EXCERPTED RECORDS:
^^^^^^^^^^^^^^^^
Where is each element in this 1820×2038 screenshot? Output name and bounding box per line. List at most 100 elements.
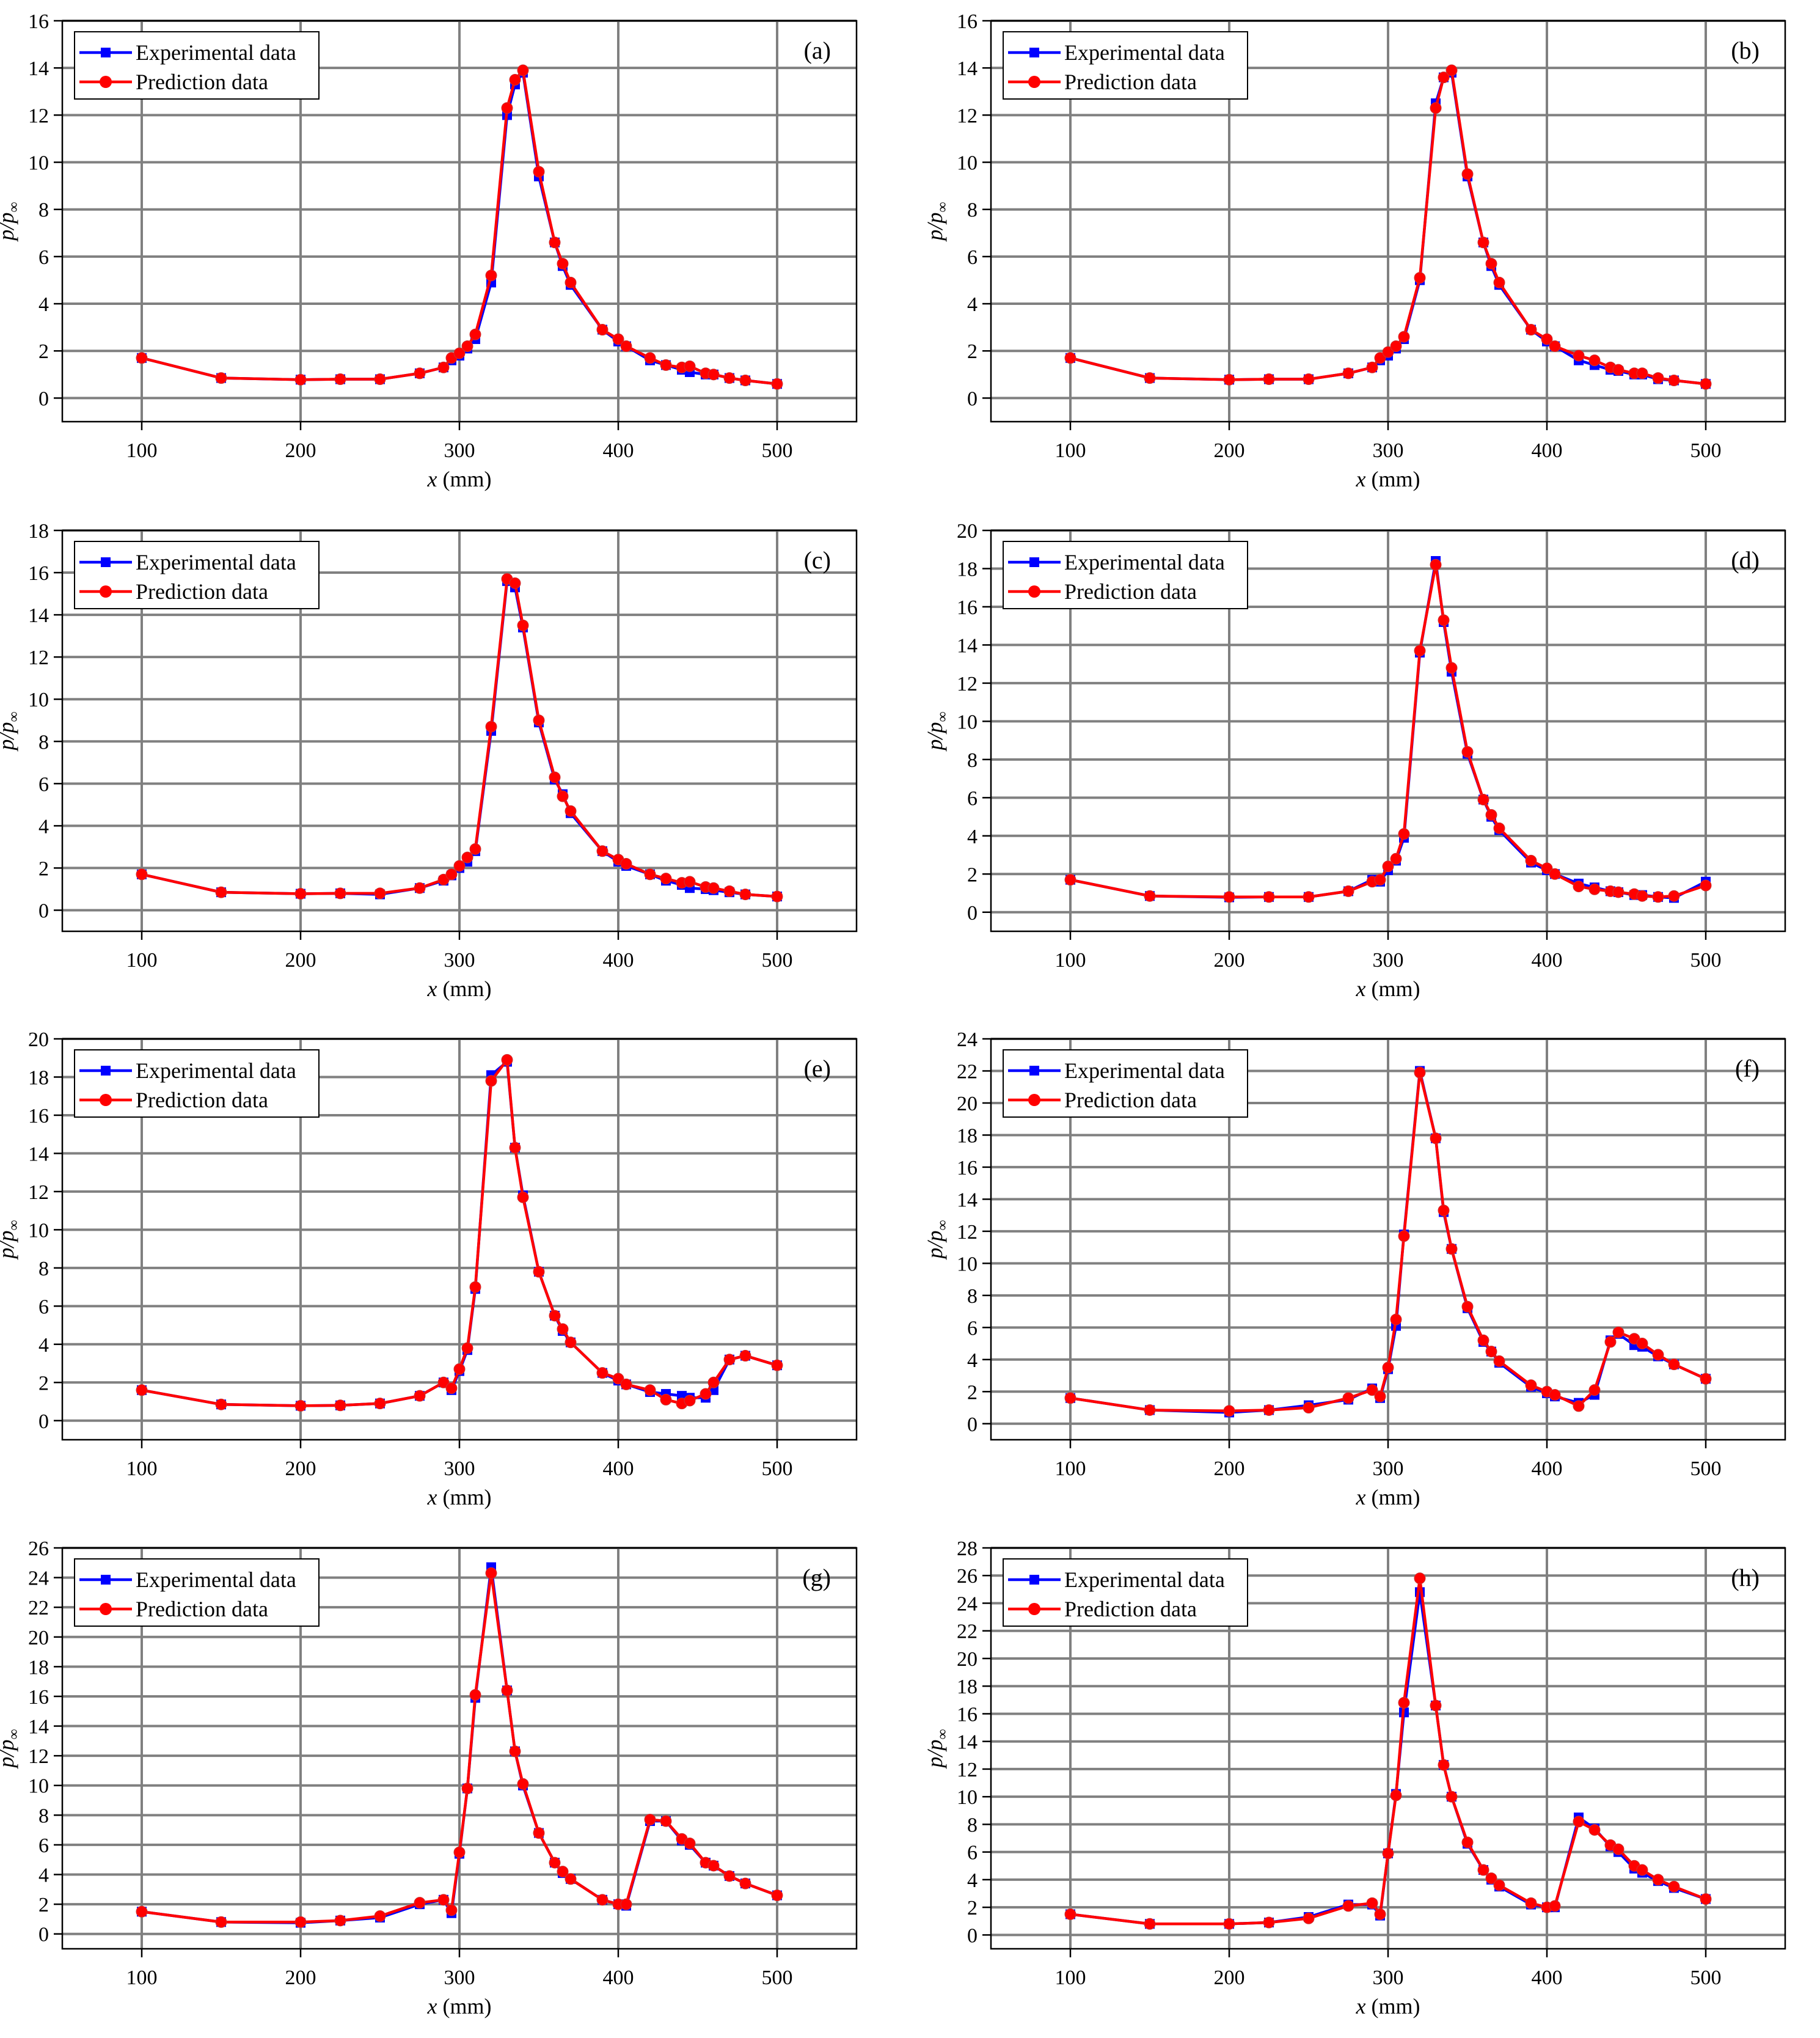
- x-tick-label: 400: [603, 1457, 634, 1480]
- prediction-point: [136, 868, 148, 881]
- prediction-point: [461, 1342, 473, 1354]
- prediction-point: [1652, 372, 1664, 384]
- panel-label: (d): [1731, 546, 1760, 574]
- y-axis-title: p/p∞: [0, 202, 22, 242]
- y-tick-label: 8: [38, 1258, 49, 1280]
- y-tick-label: 0: [38, 900, 49, 922]
- prediction-point: [549, 771, 561, 783]
- prediction-point: [334, 1399, 346, 1412]
- panel-label: (c): [804, 546, 831, 574]
- prediction-point: [1573, 881, 1585, 893]
- prediction-point: [1461, 168, 1474, 180]
- legend-experimental-label: Experimental data: [136, 550, 296, 574]
- y-tick-label: 18: [28, 520, 49, 543]
- y-tick-label: 6: [967, 1842, 978, 1864]
- prediction-point: [1588, 883, 1601, 895]
- y-axis-title: p/p∞: [923, 1220, 951, 1260]
- prediction-point: [1700, 1373, 1712, 1385]
- y-tick-label: 6: [967, 787, 978, 810]
- prediction-point: [1144, 1404, 1156, 1416]
- prediction-point: [1700, 879, 1712, 892]
- prediction-point: [1636, 890, 1648, 902]
- legend-experimental-marker: [1029, 557, 1039, 567]
- prediction-point: [1144, 372, 1156, 384]
- x-tick-label: 100: [126, 439, 158, 462]
- prediction-point: [1223, 1405, 1235, 1417]
- prediction-point: [1398, 1230, 1410, 1242]
- prediction-point: [517, 619, 529, 631]
- y-tick-label: 26: [28, 1538, 49, 1560]
- prediction-point: [453, 347, 466, 359]
- x-tick-label: 300: [1373, 439, 1404, 462]
- legend-prediction-marker: [100, 1094, 112, 1106]
- x-tick-label: 100: [1055, 439, 1086, 462]
- prediction-point: [1636, 1864, 1648, 1876]
- y-tick-label: 16: [28, 1105, 49, 1127]
- y-tick-label: 10: [28, 1219, 49, 1242]
- y-tick-label: 14: [957, 57, 978, 80]
- panel-label: (h): [1731, 1564, 1760, 1591]
- prediction-point: [1588, 1384, 1601, 1396]
- y-tick-label: 10: [28, 1775, 49, 1798]
- x-tick-label: 500: [1690, 439, 1722, 462]
- x-tick-label: 300: [444, 1457, 475, 1480]
- y-tick-label: 4: [38, 1334, 49, 1357]
- x-tick-label: 200: [285, 1457, 316, 1480]
- x-axis-title: x (mm): [1356, 1485, 1420, 1509]
- prediction-point: [1390, 852, 1402, 865]
- y-tick-label: 4: [38, 1864, 49, 1887]
- prediction-point: [453, 1363, 466, 1375]
- y-tick-label: 8: [967, 1285, 978, 1308]
- prediction-point: [1374, 874, 1386, 886]
- prediction-point: [771, 1890, 783, 1902]
- x-axis-title: x (mm): [1356, 467, 1420, 491]
- chart-panel-b: 100 200 300 400 500 0 2 4 6 8 10 12 14 16 x (mm) p/p∞ (b…: [923, 10, 1786, 491]
- prediction-point: [557, 1323, 569, 1335]
- x-tick-label: 400: [603, 439, 634, 462]
- legend-prediction-label: Prediction data: [1064, 1597, 1197, 1621]
- prediction-point: [533, 166, 545, 178]
- y-tick-label: 14: [28, 1716, 49, 1739]
- y-tick-label: 10: [957, 711, 978, 733]
- prediction-point: [596, 1367, 608, 1379]
- prediction-point: [485, 1075, 497, 1087]
- prediction-point: [620, 858, 632, 870]
- y-tick-label: 6: [967, 1317, 978, 1340]
- prediction-point: [1445, 1791, 1458, 1803]
- prediction-point: [1652, 1874, 1664, 1886]
- legend: Experimental data Prediction data: [1003, 1558, 1248, 1627]
- prediction-point: [509, 1142, 521, 1154]
- y-tick-label: 10: [28, 152, 49, 175]
- prediction-point: [644, 1384, 656, 1396]
- y-tick-label: 6: [38, 246, 49, 269]
- prediction-point: [1612, 1326, 1624, 1338]
- prediction-point: [215, 886, 227, 898]
- prediction-point: [1541, 333, 1553, 345]
- legend-prediction-marker: [1028, 1094, 1040, 1106]
- prediction-point: [1342, 367, 1354, 379]
- prediction-point: [1366, 1897, 1378, 1909]
- prediction-point: [565, 276, 577, 288]
- prediction-point: [469, 1281, 481, 1293]
- prediction-point: [501, 1684, 513, 1696]
- prediction-point: [533, 1827, 545, 1839]
- y-tick-label: 24: [957, 1593, 978, 1615]
- x-axis-title: x (mm): [1356, 977, 1420, 1001]
- legend-box: [1003, 1049, 1248, 1118]
- y-tick-label: 18: [957, 1676, 978, 1698]
- prediction-point: [1588, 1824, 1601, 1836]
- x-tick-label: 500: [762, 949, 793, 972]
- x-tick-label: 500: [762, 439, 793, 462]
- prediction-point: [707, 882, 720, 894]
- y-tick-label: 18: [957, 558, 978, 581]
- y-tick-label: 10: [957, 152, 978, 175]
- prediction-point: [1612, 364, 1624, 376]
- y-tick-label: 0: [967, 902, 978, 925]
- panel-label: (b): [1731, 37, 1760, 64]
- prediction-point: [1223, 891, 1235, 903]
- y-tick-label: 12: [28, 1181, 49, 1204]
- y-tick-label: 0: [38, 1410, 49, 1433]
- prediction-point: [136, 1905, 148, 1918]
- x-tick-label: 100: [1055, 949, 1086, 972]
- prediction-point: [485, 720, 497, 733]
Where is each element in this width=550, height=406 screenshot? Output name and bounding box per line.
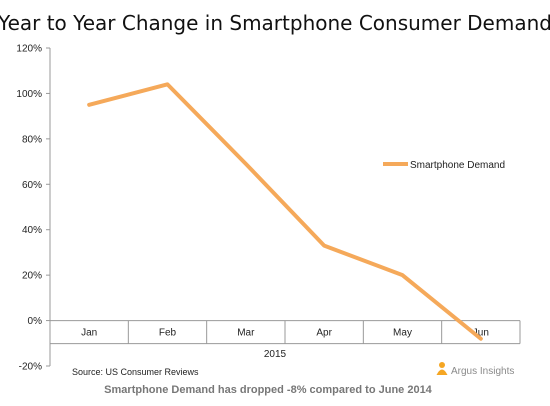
chart-series [87, 82, 483, 341]
x-axis-title: 2015 [264, 349, 287, 360]
chart-axes [49, 48, 521, 366]
brand-name: Argus Insights [451, 366, 514, 377]
x-tick-label: Jun [473, 328, 489, 339]
x-tick-label: Feb [159, 328, 177, 339]
x-tick-label: Jan [81, 328, 97, 339]
legend-label: Smartphone Demand [410, 160, 505, 171]
y-tick-label: 80% [22, 134, 42, 145]
y-tick-label: 60% [22, 180, 42, 191]
legend: Smartphone Demand [383, 160, 505, 171]
y-tick-label: 0% [28, 316, 43, 327]
source-note: Source: US Consumer Reviews [72, 367, 199, 377]
y-tick-label: -20% [19, 362, 42, 373]
series-line [87, 82, 483, 341]
footnote: Smartphone Demand has dropped -8% compar… [104, 384, 433, 396]
x-tick-label: Apr [316, 328, 332, 339]
y-tick-label: 120% [16, 44, 42, 55]
y-tick-label: 100% [16, 89, 42, 100]
y-tick-label: 20% [22, 271, 42, 282]
x-tick-label: Mar [237, 328, 255, 339]
y-tick-label: 40% [22, 225, 42, 236]
chart-title: Year to Year Change in Smartphone Consum… [0, 11, 550, 35]
y-axis-ticks: -20% 0% 20% 40% 60% 80% 100% 120% [16, 44, 50, 373]
x-tick-label: May [393, 328, 412, 339]
x-axis-ticks: Jan Feb Mar Apr May Jun [81, 328, 489, 339]
brand-logo: Argus Insights [436, 362, 514, 377]
person-icon [436, 362, 448, 375]
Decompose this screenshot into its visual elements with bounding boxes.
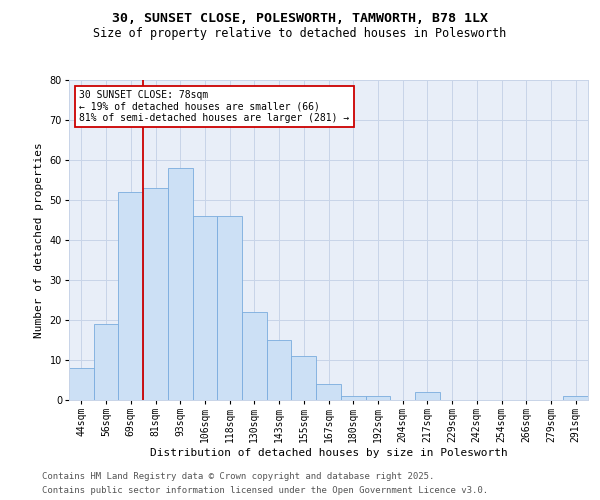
- Y-axis label: Number of detached properties: Number of detached properties: [34, 142, 44, 338]
- Bar: [193, 216, 217, 400]
- Bar: [365, 396, 390, 400]
- Bar: [267, 340, 292, 400]
- Bar: [341, 396, 365, 400]
- Bar: [217, 216, 242, 400]
- Bar: [69, 368, 94, 400]
- Bar: [242, 312, 267, 400]
- Bar: [168, 168, 193, 400]
- Bar: [316, 384, 341, 400]
- X-axis label: Distribution of detached houses by size in Polesworth: Distribution of detached houses by size …: [149, 448, 508, 458]
- Text: Contains public sector information licensed under the Open Government Licence v3: Contains public sector information licen…: [42, 486, 488, 495]
- Text: 30 SUNSET CLOSE: 78sqm
← 19% of detached houses are smaller (66)
81% of semi-det: 30 SUNSET CLOSE: 78sqm ← 19% of detached…: [79, 90, 350, 123]
- Bar: [118, 192, 143, 400]
- Text: 30, SUNSET CLOSE, POLESWORTH, TAMWORTH, B78 1LX: 30, SUNSET CLOSE, POLESWORTH, TAMWORTH, …: [112, 12, 488, 26]
- Bar: [563, 396, 588, 400]
- Bar: [94, 324, 118, 400]
- Text: Contains HM Land Registry data © Crown copyright and database right 2025.: Contains HM Land Registry data © Crown c…: [42, 472, 434, 481]
- Bar: [143, 188, 168, 400]
- Text: Size of property relative to detached houses in Polesworth: Size of property relative to detached ho…: [94, 28, 506, 40]
- Bar: [415, 392, 440, 400]
- Bar: [292, 356, 316, 400]
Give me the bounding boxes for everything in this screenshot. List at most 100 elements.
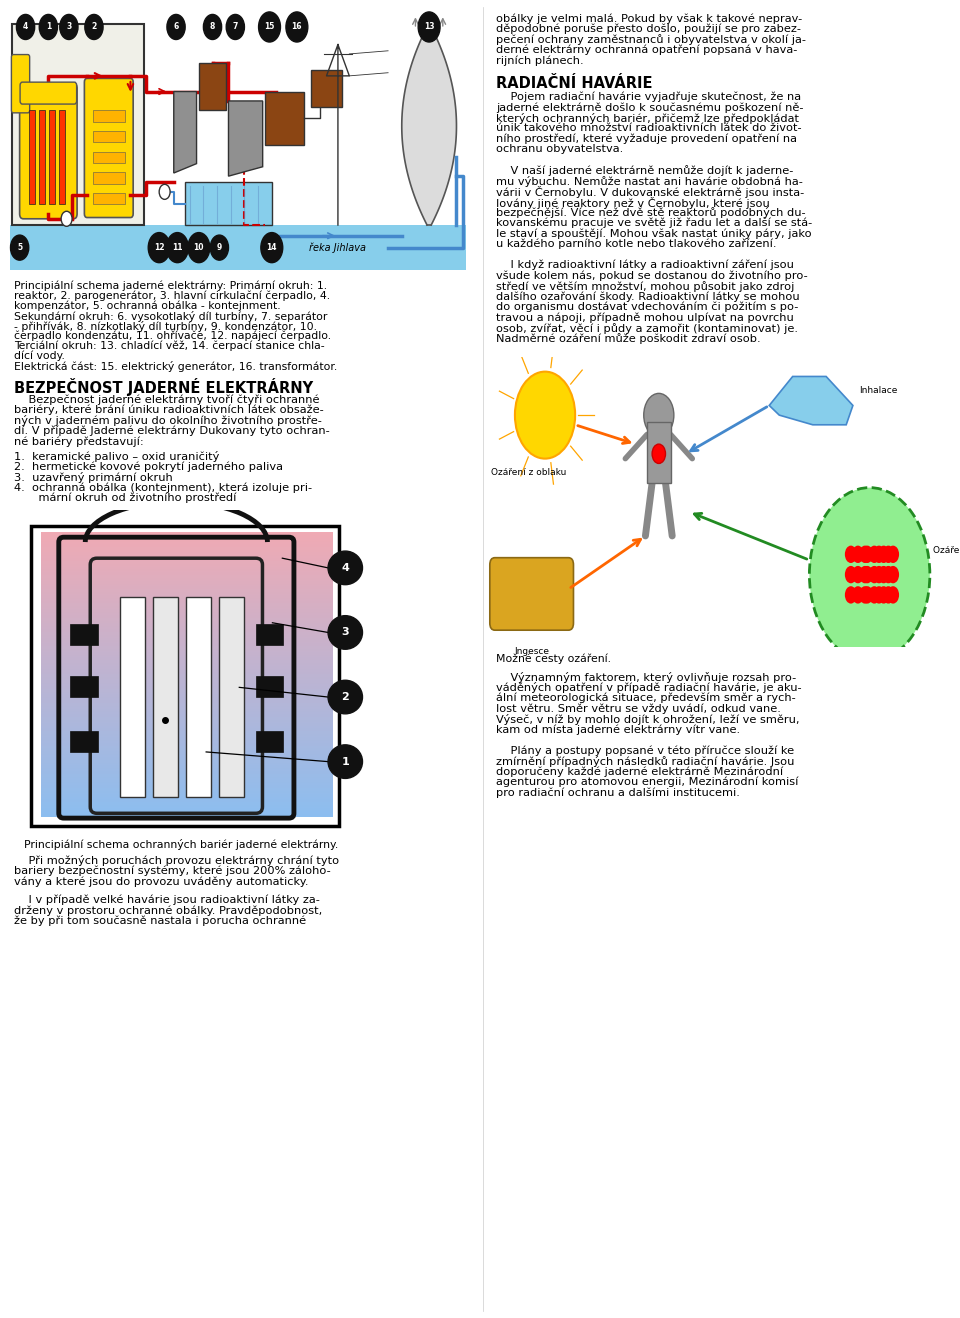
^^^^^^^^^^^^^^^^
DIRECTIONS FOR THIS TASK: Output the stretch of the material above from the line containing "- Y-axis label: Number" through the line containing "- Bar: [168, 168, 193, 400]" as a Markdown table with the columns Row and Line, numbering each line and leaving out blank lines.

RESPONSE BELOW:
| Row | Line |
|---|---|
| 1 | - Y-axis label: Number of detached properties: Number of detached properties: [34, 142, 44, 338] |
| 2 | - Bar: [193, 216, 217, 400] |
| 3 | - Bar: [365, 396, 390, 400] |
| 4 | - Bar: [267, 340, 292, 400] |
| 5 | - Bar: [341, 396, 365, 400] |
| 6 | - Bar: [217, 216, 242, 400] |
| 7 | - Bar: [69, 368, 94, 400] |
| 8 | - Bar: [242, 312, 267, 400] |
| 9 | - Bar: [168, 168, 193, 400] |